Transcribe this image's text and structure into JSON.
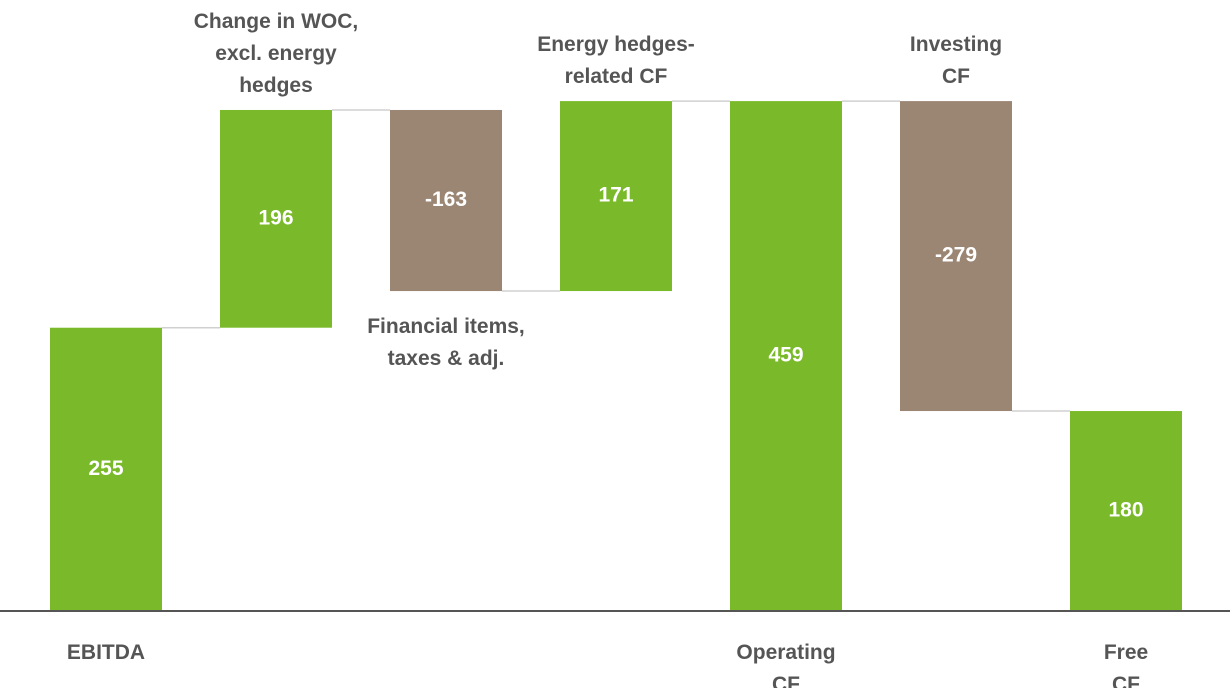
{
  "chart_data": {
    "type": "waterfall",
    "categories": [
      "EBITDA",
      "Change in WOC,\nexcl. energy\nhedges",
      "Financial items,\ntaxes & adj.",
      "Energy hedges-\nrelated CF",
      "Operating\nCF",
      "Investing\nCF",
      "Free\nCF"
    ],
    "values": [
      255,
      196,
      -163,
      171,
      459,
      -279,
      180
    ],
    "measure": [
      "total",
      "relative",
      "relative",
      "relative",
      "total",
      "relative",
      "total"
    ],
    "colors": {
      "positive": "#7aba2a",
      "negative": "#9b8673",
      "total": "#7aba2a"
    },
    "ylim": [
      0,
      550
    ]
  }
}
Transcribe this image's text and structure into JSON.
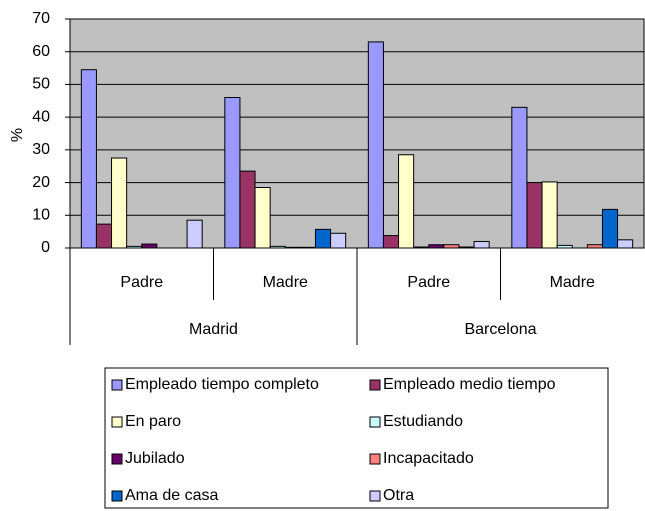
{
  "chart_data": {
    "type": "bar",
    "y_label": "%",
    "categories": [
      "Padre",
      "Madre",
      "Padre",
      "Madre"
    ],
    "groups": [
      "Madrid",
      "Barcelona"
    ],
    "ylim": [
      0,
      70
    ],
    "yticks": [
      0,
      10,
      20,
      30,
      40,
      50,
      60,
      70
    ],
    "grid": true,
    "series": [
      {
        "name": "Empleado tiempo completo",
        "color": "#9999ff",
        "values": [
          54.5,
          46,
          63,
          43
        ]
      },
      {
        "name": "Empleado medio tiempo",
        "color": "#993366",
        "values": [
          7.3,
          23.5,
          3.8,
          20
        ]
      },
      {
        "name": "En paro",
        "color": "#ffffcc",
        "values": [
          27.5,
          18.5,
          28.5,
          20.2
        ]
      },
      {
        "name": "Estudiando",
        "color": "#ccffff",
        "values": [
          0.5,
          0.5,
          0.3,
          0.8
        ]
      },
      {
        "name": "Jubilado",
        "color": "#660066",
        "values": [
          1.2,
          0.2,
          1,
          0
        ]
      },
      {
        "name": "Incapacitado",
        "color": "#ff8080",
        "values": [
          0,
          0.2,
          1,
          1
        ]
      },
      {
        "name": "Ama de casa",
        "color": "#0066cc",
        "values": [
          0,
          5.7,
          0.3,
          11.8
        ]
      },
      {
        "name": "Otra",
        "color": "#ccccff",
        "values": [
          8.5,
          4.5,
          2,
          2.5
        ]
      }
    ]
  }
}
* * *
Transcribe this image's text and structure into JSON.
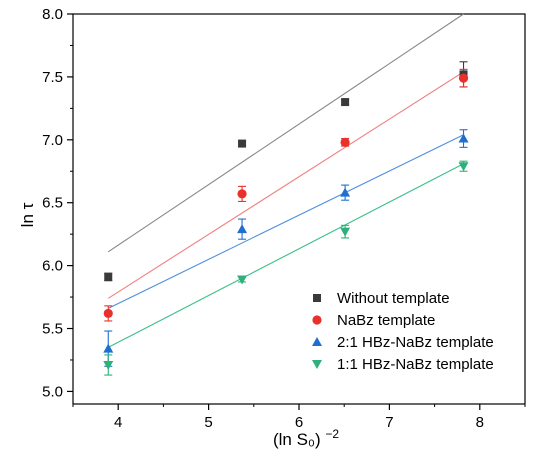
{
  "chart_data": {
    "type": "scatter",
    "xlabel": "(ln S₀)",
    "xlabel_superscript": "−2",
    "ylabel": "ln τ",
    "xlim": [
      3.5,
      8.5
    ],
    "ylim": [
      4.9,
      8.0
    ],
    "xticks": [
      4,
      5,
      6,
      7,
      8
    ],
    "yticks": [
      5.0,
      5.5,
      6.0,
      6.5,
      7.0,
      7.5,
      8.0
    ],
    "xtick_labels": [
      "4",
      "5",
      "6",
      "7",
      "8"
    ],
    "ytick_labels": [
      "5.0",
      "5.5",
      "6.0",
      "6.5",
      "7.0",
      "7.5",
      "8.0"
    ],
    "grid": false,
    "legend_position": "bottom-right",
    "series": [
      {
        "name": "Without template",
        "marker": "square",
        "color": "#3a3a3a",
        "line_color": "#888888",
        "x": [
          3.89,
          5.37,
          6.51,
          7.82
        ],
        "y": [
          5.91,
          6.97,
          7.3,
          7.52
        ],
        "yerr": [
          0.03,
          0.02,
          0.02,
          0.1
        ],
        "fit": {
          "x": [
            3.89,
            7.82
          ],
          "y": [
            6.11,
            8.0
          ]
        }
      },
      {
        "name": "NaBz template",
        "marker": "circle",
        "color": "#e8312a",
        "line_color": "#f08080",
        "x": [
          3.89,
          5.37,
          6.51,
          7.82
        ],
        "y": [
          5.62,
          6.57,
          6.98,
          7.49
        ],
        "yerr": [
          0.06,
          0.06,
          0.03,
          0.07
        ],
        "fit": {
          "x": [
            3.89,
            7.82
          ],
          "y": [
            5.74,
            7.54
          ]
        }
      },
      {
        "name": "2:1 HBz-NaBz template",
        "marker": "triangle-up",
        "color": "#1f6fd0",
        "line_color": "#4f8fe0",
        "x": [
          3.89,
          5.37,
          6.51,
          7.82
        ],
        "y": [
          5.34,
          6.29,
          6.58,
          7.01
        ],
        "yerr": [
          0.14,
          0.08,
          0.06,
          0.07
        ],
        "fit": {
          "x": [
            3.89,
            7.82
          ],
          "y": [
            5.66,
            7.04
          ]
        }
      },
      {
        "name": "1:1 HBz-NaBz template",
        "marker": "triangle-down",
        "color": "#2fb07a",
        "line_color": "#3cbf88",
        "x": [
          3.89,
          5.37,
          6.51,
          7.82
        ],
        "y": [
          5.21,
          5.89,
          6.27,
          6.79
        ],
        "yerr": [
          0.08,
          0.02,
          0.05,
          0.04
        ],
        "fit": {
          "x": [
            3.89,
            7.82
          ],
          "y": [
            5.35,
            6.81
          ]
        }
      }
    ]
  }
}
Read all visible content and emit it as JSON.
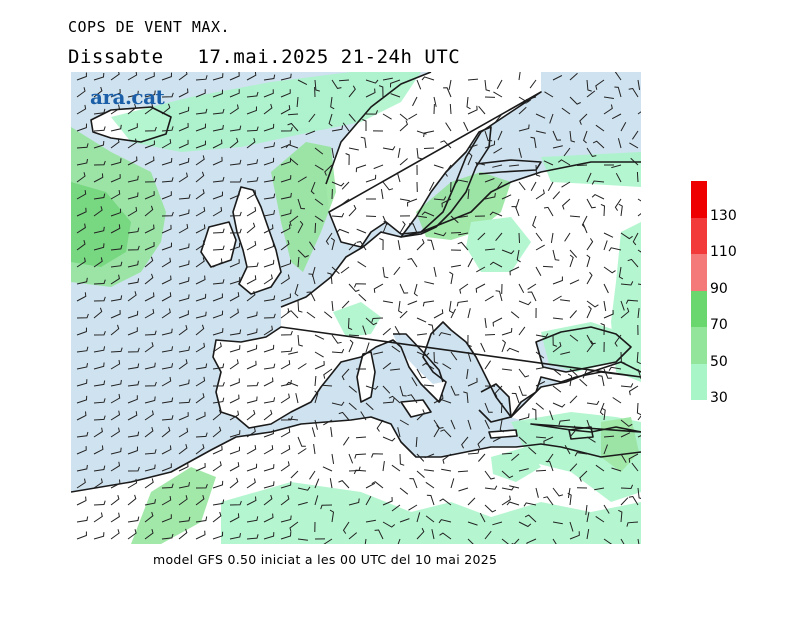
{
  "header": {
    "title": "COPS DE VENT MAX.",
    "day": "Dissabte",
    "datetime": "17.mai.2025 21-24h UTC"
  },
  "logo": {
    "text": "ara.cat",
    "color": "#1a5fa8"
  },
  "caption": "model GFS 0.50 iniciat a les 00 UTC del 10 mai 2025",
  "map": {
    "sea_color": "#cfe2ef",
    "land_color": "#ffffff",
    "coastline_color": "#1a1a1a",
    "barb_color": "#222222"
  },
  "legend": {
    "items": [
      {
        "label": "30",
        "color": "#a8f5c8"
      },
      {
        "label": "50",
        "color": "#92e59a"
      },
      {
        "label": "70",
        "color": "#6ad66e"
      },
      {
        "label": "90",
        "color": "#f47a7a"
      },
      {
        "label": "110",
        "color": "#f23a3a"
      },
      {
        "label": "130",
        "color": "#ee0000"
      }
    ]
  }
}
---
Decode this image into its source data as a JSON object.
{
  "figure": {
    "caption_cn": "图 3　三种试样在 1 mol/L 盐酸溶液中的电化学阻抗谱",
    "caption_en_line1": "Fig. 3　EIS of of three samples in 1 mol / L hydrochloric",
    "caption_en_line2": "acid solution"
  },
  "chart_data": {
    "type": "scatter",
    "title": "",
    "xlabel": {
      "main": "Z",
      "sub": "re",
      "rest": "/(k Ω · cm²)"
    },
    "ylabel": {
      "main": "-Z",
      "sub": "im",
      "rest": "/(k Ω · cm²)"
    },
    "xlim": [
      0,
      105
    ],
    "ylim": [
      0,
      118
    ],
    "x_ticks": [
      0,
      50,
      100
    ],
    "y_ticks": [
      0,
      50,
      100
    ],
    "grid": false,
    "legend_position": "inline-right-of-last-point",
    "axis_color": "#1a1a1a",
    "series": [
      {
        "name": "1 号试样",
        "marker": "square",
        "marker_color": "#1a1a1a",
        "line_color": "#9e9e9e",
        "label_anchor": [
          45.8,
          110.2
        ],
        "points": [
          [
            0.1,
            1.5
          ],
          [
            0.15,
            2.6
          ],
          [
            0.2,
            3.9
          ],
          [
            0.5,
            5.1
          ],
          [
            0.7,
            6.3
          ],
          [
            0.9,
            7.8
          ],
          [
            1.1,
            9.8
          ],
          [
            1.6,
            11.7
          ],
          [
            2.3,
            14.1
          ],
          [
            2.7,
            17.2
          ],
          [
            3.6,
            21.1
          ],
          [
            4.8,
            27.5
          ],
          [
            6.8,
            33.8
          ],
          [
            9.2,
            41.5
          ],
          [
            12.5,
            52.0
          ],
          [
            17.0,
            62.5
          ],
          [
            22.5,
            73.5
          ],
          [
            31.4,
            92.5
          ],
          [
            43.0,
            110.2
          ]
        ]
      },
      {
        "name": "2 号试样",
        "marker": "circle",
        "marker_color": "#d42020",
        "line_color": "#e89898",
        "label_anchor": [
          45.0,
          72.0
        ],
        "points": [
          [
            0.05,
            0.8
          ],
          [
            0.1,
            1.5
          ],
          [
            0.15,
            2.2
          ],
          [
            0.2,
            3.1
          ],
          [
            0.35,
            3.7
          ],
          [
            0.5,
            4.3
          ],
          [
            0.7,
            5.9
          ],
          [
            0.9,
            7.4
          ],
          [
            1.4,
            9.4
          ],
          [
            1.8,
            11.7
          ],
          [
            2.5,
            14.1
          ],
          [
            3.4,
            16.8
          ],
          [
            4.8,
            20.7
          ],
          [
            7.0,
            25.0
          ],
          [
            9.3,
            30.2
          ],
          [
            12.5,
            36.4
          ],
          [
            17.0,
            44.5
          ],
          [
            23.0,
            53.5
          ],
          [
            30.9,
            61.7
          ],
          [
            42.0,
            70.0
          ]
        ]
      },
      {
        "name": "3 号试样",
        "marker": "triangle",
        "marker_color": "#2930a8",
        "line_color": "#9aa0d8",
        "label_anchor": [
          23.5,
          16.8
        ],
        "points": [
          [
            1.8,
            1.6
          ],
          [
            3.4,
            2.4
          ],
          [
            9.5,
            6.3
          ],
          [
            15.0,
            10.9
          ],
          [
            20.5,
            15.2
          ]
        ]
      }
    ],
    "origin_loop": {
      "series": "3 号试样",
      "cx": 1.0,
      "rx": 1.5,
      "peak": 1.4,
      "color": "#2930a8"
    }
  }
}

**EXERCISE GOAL**: Scan the records above, count the lines with "tiempo" in them, and give only the number.

**THE SOLUTION**: 2